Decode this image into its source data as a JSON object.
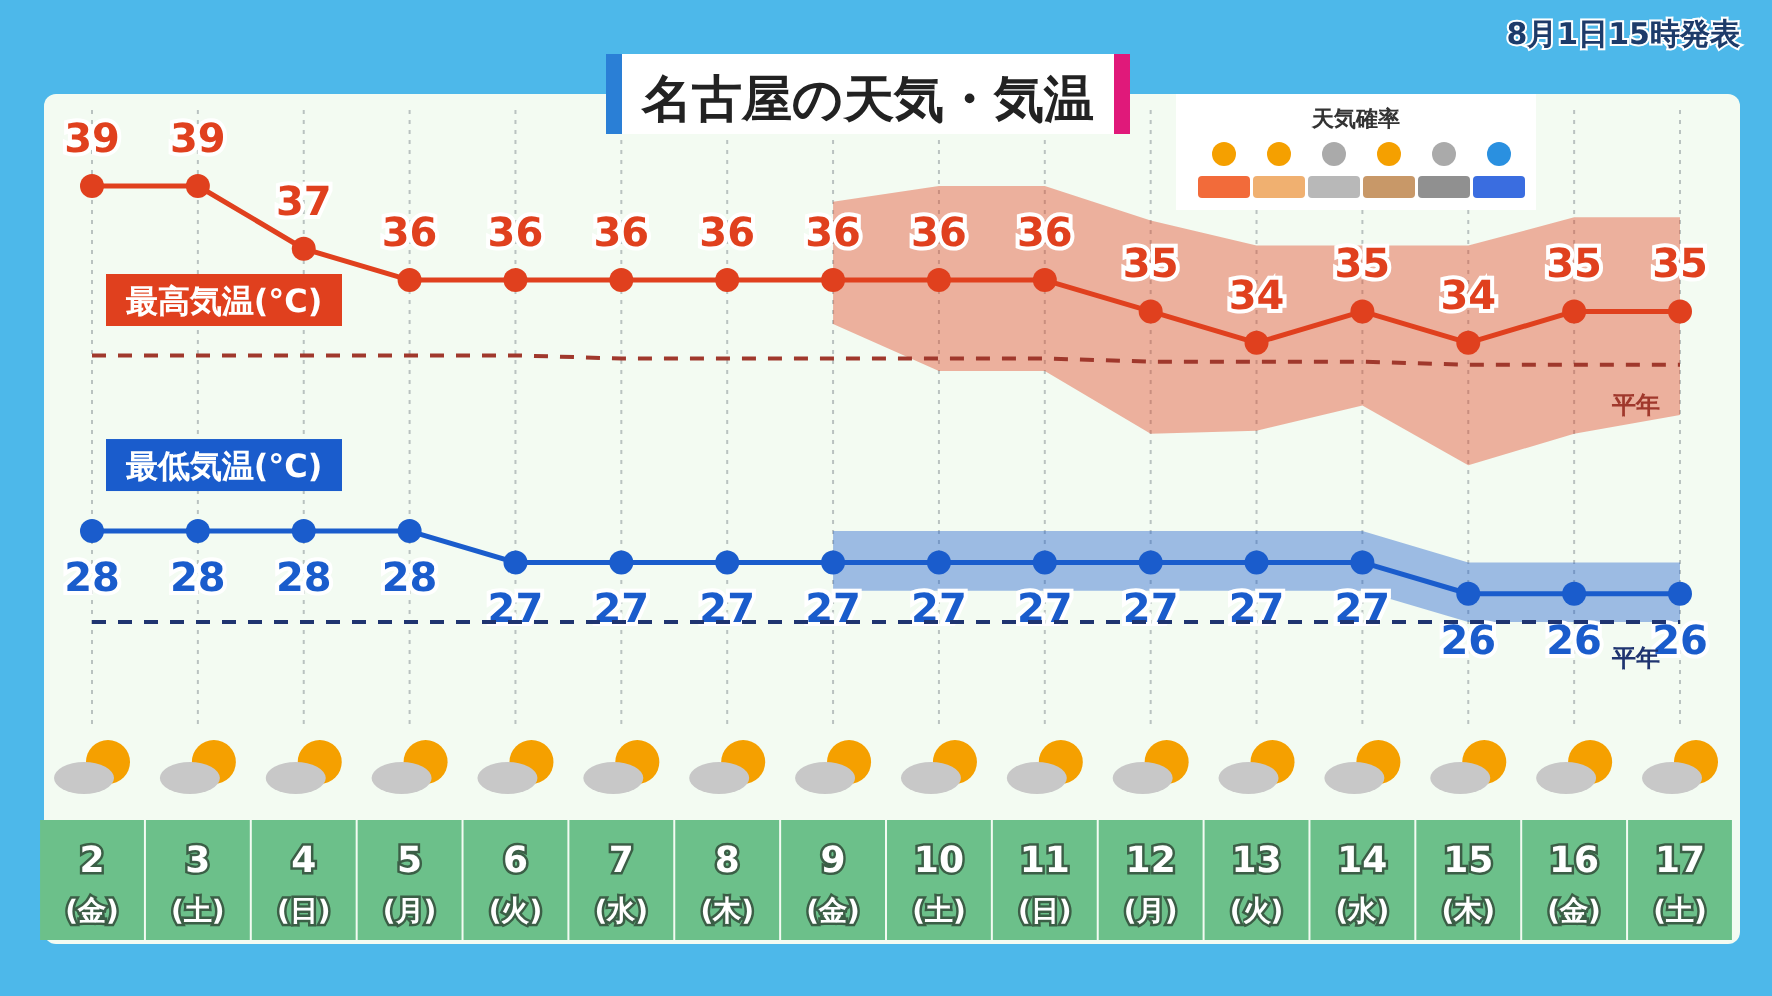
{
  "chart_data": {
    "type": "line",
    "title": "名古屋の天気・気温",
    "subtitle": "8月1日15時発表",
    "annotations": [
      "天気確率"
    ],
    "categories": [
      "2 (金)",
      "3 (土)",
      "4 (日)",
      "5 (月)",
      "6 (火)",
      "7 (水)",
      "8 (木)",
      "9 (金)",
      "10 (土)",
      "11 (日)",
      "12 (月)",
      "13 (火)",
      "14 (水)",
      "15 (木)",
      "16 (金)",
      "17 (土)"
    ],
    "grid": "x",
    "legend": false,
    "marker": "circle",
    "line_style": "solid",
    "series": [
      {
        "name": "最高気温(°C)",
        "color": "#e0401e",
        "values": [
          39,
          39,
          37,
          36,
          36,
          36,
          36,
          36,
          36,
          36,
          35,
          34,
          35,
          34,
          35,
          35
        ],
        "value_labels": [
          "39",
          "39",
          "37",
          "36",
          "36",
          "36",
          "36",
          "36",
          "36",
          "36",
          "35",
          "34",
          "35",
          "34",
          "35",
          "35"
        ],
        "lower": [
          null,
          null,
          null,
          null,
          null,
          null,
          null,
          34.6,
          33.1,
          33.1,
          31.1,
          31.2,
          32.0,
          30.1,
          31.1,
          31.7
        ],
        "upper": [
          null,
          null,
          null,
          null,
          null,
          null,
          null,
          38.5,
          39.0,
          39.0,
          37.9,
          37.1,
          37.1,
          37.1,
          38.0,
          38.0
        ]
      },
      {
        "name": "最低気温(°C)",
        "color": "#1a5ccc",
        "values": [
          28,
          28,
          28,
          28,
          27,
          27,
          27,
          27,
          27,
          27,
          27,
          27,
          27,
          26,
          26,
          26
        ],
        "value_labels": [
          "28",
          "28",
          "28",
          "28",
          "27",
          "27",
          "27",
          "27",
          "27",
          "27",
          "27",
          "27",
          "27",
          "26",
          "26",
          "26"
        ],
        "lower": [
          null,
          null,
          null,
          null,
          null,
          null,
          null,
          26.1,
          26.1,
          26.1,
          26.1,
          26.1,
          26.1,
          25.1,
          25.1,
          25.1
        ],
        "upper": [
          null,
          null,
          null,
          null,
          null,
          null,
          null,
          28.0,
          28.0,
          28.0,
          28.0,
          28.0,
          28.0,
          27.0,
          27.0,
          27.0
        ]
      },
      {
        "name": "平年",
        "color": "#a0382c",
        "line_style": "dashed",
        "marker": "none",
        "values": [
          33.6,
          33.6,
          33.6,
          33.6,
          33.6,
          33.5,
          33.5,
          33.5,
          33.5,
          33.5,
          33.4,
          33.4,
          33.4,
          33.3,
          33.3,
          33.3
        ]
      },
      {
        "name": "平年",
        "color": "#1f3470",
        "line_style": "dashed",
        "marker": "none",
        "values": [
          25.1,
          25.1,
          25.1,
          25.1,
          25.1,
          25.1,
          25.1,
          25.1,
          25.1,
          25.1,
          25.1,
          25.1,
          25.1,
          25.1,
          25.1,
          25.1
        ]
      }
    ]
  }
}
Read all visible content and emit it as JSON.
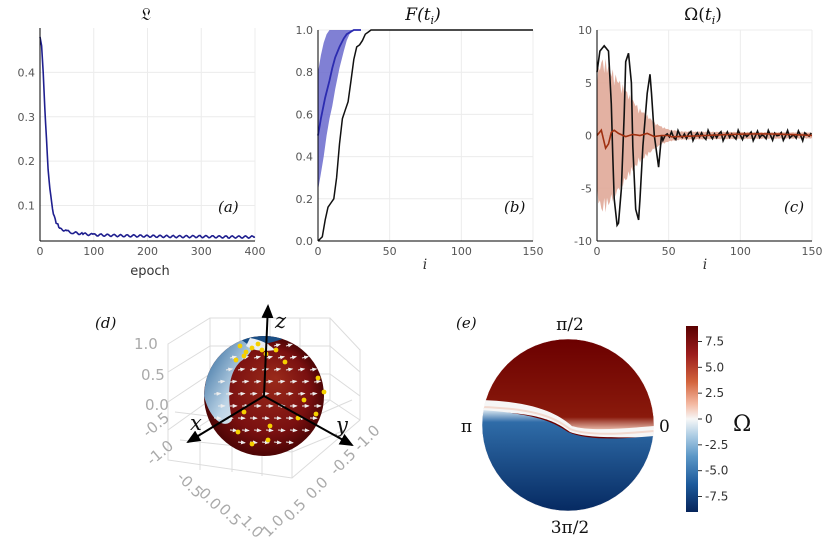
•••
Task requirements — Make an exact copy of every entry above, minus the images.

Response —
Decode this image into its source data as a JSON object.
{
  "chart_data": {
    "type": "line",
    "title": "名古屋の天気・気温",
    "subtitle": "8月1日15時発表",
    "annotations": [
      "天気確率"
    ],
    "categories": [
      "2 (金)",
      "3 (土)",
      "4 (日)",
      "5 (月)",
      "6 (火)",
      "7 (水)",
      "8 (木)",
      "9 (金)",
      "10 (土)",
      "11 (日)",
      "12 (月)",
      "13 (火)",
      "14 (水)",
      "15 (木)",
      "16 (金)",
      "17 (土)"
    ],
    "grid": "x",
    "legend": false,
    "marker": "circle",
    "line_style": "solid",
    "series": [
      {
        "name": "最高気温(°C)",
        "color": "#e0401e",
        "values": [
          39,
          39,
          37,
          36,
          36,
          36,
          36,
          36,
          36,
          36,
          35,
          34,
          35,
          34,
          35,
          35
        ],
        "value_labels": [
          "39",
          "39",
          "37",
          "36",
          "36",
          "36",
          "36",
          "36",
          "36",
          "36",
          "35",
          "34",
          "35",
          "34",
          "35",
          "35"
        ],
        "lower": [
          null,
          null,
          null,
          null,
          null,
          null,
          null,
          34.6,
          33.1,
          33.1,
          31.1,
          31.2,
          32.0,
          30.1,
          31.1,
          31.7
        ],
        "upper": [
          null,
          null,
          null,
          null,
          null,
          null,
          null,
          38.5,
          39.0,
          39.0,
          37.9,
          37.1,
          37.1,
          37.1,
          38.0,
          38.0
        ]
      },
      {
        "name": "最低気温(°C)",
        "color": "#1a5ccc",
        "values": [
          28,
          28,
          28,
          28,
          27,
          27,
          27,
          27,
          27,
          27,
          27,
          27,
          27,
          26,
          26,
          26
        ],
        "value_labels": [
          "28",
          "28",
          "28",
          "28",
          "27",
          "27",
          "27",
          "27",
          "27",
          "27",
          "27",
          "27",
          "27",
          "26",
          "26",
          "26"
        ],
        "lower": [
          null,
          null,
          null,
          null,
          null,
          null,
          null,
          26.1,
          26.1,
          26.1,
          26.1,
          26.1,
          26.1,
          25.1,
          25.1,
          25.1
        ],
        "upper": [
          null,
          null,
          null,
          null,
          null,
          null,
          null,
          28.0,
          28.0,
          28.0,
          28.0,
          28.0,
          28.0,
          27.0,
          27.0,
          27.0
        ]
      },
      {
        "name": "平年",
        "color": "#a0382c",
        "line_style": "dashed",
        "marker": "none",
        "values": [
          33.6,
          33.6,
          33.6,
          33.6,
          33.6,
          33.5,
          33.5,
          33.5,
          33.5,
          33.5,
          33.4,
          33.4,
          33.4,
          33.3,
          33.3,
          33.3
        ]
      },
      {
        "name": "平年",
        "color": "#1f3470",
        "line_style": "dashed",
        "marker": "none",
        "values": [
          25.1,
          25.1,
          25.1,
          25.1,
          25.1,
          25.1,
          25.1,
          25.1,
          25.1,
          25.1,
          25.1,
          25.1,
          25.1,
          25.1,
          25.1,
          25.1
        ]
      }
    ]
  }
}
Read all visible content and emit it as JSON.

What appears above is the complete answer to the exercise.